What follows is a set of records; restate each one word for word and drop the pictures.

__MATERIAL PROVIDED__
-- start --
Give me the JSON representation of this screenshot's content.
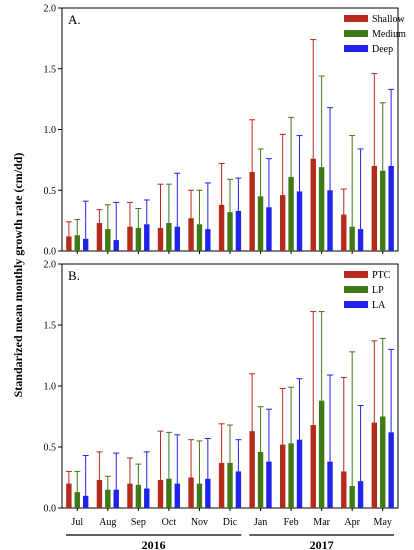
{
  "chart_data": {
    "type": "bar",
    "ylabel": "Standarized mean monthly growth rate (cm/dd)",
    "categories": [
      "Jul",
      "Aug",
      "Sep",
      "Oct",
      "Nov",
      "Dic",
      "Jan",
      "Feb",
      "Mar",
      "Apr",
      "May"
    ],
    "year_groups": [
      {
        "label": "2016",
        "from": "Jul",
        "to": "Dic"
      },
      {
        "label": "2017",
        "from": "Jan",
        "to": "May"
      }
    ],
    "ylim": [
      0,
      2.0
    ],
    "yticks": [
      "0.0",
      "0.5",
      "1.0",
      "1.5",
      "2.0"
    ],
    "legend_position": "top-right",
    "panels": [
      {
        "label": "A.",
        "series": [
          {
            "name": "Shallow",
            "color": "#b52a1a",
            "values": [
              0.12,
              0.23,
              0.2,
              0.19,
              0.27,
              0.38,
              0.65,
              0.46,
              0.76,
              0.3,
              0.7
            ],
            "errors": [
              0.12,
              0.11,
              0.2,
              0.36,
              0.23,
              0.34,
              0.43,
              0.5,
              0.98,
              0.21,
              0.76
            ]
          },
          {
            "name": "Medium",
            "color": "#3f7a16",
            "values": [
              0.13,
              0.18,
              0.19,
              0.23,
              0.22,
              0.32,
              0.45,
              0.61,
              0.69,
              0.2,
              0.66
            ],
            "errors": [
              0.13,
              0.2,
              0.16,
              0.32,
              0.28,
              0.27,
              0.39,
              0.49,
              0.75,
              0.75,
              0.56
            ]
          },
          {
            "name": "Deep",
            "color": "#1f24e8",
            "values": [
              0.1,
              0.09,
              0.22,
              0.2,
              0.18,
              0.33,
              0.36,
              0.49,
              0.5,
              0.18,
              0.7
            ],
            "errors": [
              0.31,
              0.31,
              0.2,
              0.44,
              0.38,
              0.27,
              0.4,
              0.46,
              0.68,
              0.66,
              0.63
            ]
          }
        ]
      },
      {
        "label": "B.",
        "series": [
          {
            "name": "PTC",
            "color": "#b52a1a",
            "values": [
              0.2,
              0.23,
              0.2,
              0.23,
              0.25,
              0.37,
              0.63,
              0.52,
              0.68,
              0.3,
              0.7
            ],
            "errors": [
              0.1,
              0.23,
              0.21,
              0.4,
              0.31,
              0.32,
              0.47,
              0.46,
              0.93,
              0.77,
              0.67
            ]
          },
          {
            "name": "LP",
            "color": "#3f7a16",
            "values": [
              0.13,
              0.15,
              0.19,
              0.24,
              0.2,
              0.37,
              0.46,
              0.53,
              0.88,
              0.18,
              0.75
            ],
            "errors": [
              0.17,
              0.11,
              0.17,
              0.38,
              0.35,
              0.31,
              0.37,
              0.46,
              0.73,
              1.1,
              0.64
            ]
          },
          {
            "name": "LA",
            "color": "#1f24e8",
            "values": [
              0.1,
              0.15,
              0.16,
              0.2,
              0.24,
              0.3,
              0.38,
              0.56,
              0.38,
              0.22,
              0.62
            ],
            "errors": [
              0.33,
              0.3,
              0.3,
              0.4,
              0.33,
              0.26,
              0.43,
              0.5,
              0.71,
              0.62,
              0.68
            ]
          }
        ]
      }
    ]
  }
}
-- end --
__RESULT OF THE TASK__
Give me the JSON representation of this screenshot's content.
{
  "chart_data": {
    "type": "bar",
    "ylabel": "Standarized mean monthly growth rate (cm/dd)",
    "categories": [
      "Jul",
      "Aug",
      "Sep",
      "Oct",
      "Nov",
      "Dic",
      "Jan",
      "Feb",
      "Mar",
      "Apr",
      "May"
    ],
    "year_groups": [
      {
        "label": "2016",
        "from": "Jul",
        "to": "Dic"
      },
      {
        "label": "2017",
        "from": "Jan",
        "to": "May"
      }
    ],
    "ylim": [
      0,
      2.0
    ],
    "yticks": [
      "0.0",
      "0.5",
      "1.0",
      "1.5",
      "2.0"
    ],
    "legend_position": "top-right",
    "panels": [
      {
        "label": "A.",
        "series": [
          {
            "name": "Shallow",
            "color": "#b52a1a",
            "values": [
              0.12,
              0.23,
              0.2,
              0.19,
              0.27,
              0.38,
              0.65,
              0.46,
              0.76,
              0.3,
              0.7
            ],
            "errors": [
              0.12,
              0.11,
              0.2,
              0.36,
              0.23,
              0.34,
              0.43,
              0.5,
              0.98,
              0.21,
              0.76
            ]
          },
          {
            "name": "Medium",
            "color": "#3f7a16",
            "values": [
              0.13,
              0.18,
              0.19,
              0.23,
              0.22,
              0.32,
              0.45,
              0.61,
              0.69,
              0.2,
              0.66
            ],
            "errors": [
              0.13,
              0.2,
              0.16,
              0.32,
              0.28,
              0.27,
              0.39,
              0.49,
              0.75,
              0.75,
              0.56
            ]
          },
          {
            "name": "Deep",
            "color": "#1f24e8",
            "values": [
              0.1,
              0.09,
              0.22,
              0.2,
              0.18,
              0.33,
              0.36,
              0.49,
              0.5,
              0.18,
              0.7
            ],
            "errors": [
              0.31,
              0.31,
              0.2,
              0.44,
              0.38,
              0.27,
              0.4,
              0.46,
              0.68,
              0.66,
              0.63
            ]
          }
        ]
      },
      {
        "label": "B.",
        "series": [
          {
            "name": "PTC",
            "color": "#b52a1a",
            "values": [
              0.2,
              0.23,
              0.2,
              0.23,
              0.25,
              0.37,
              0.63,
              0.52,
              0.68,
              0.3,
              0.7
            ],
            "errors": [
              0.1,
              0.23,
              0.21,
              0.4,
              0.31,
              0.32,
              0.47,
              0.46,
              0.93,
              0.77,
              0.67
            ]
          },
          {
            "name": "LP",
            "color": "#3f7a16",
            "values": [
              0.13,
              0.15,
              0.19,
              0.24,
              0.2,
              0.37,
              0.46,
              0.53,
              0.88,
              0.18,
              0.75
            ],
            "errors": [
              0.17,
              0.11,
              0.17,
              0.38,
              0.35,
              0.31,
              0.37,
              0.46,
              0.73,
              1.1,
              0.64
            ]
          },
          {
            "name": "LA",
            "color": "#1f24e8",
            "values": [
              0.1,
              0.15,
              0.16,
              0.2,
              0.24,
              0.3,
              0.38,
              0.56,
              0.38,
              0.22,
              0.62
            ],
            "errors": [
              0.33,
              0.3,
              0.3,
              0.4,
              0.33,
              0.26,
              0.43,
              0.5,
              0.71,
              0.62,
              0.68
            ]
          }
        ]
      }
    ]
  }
}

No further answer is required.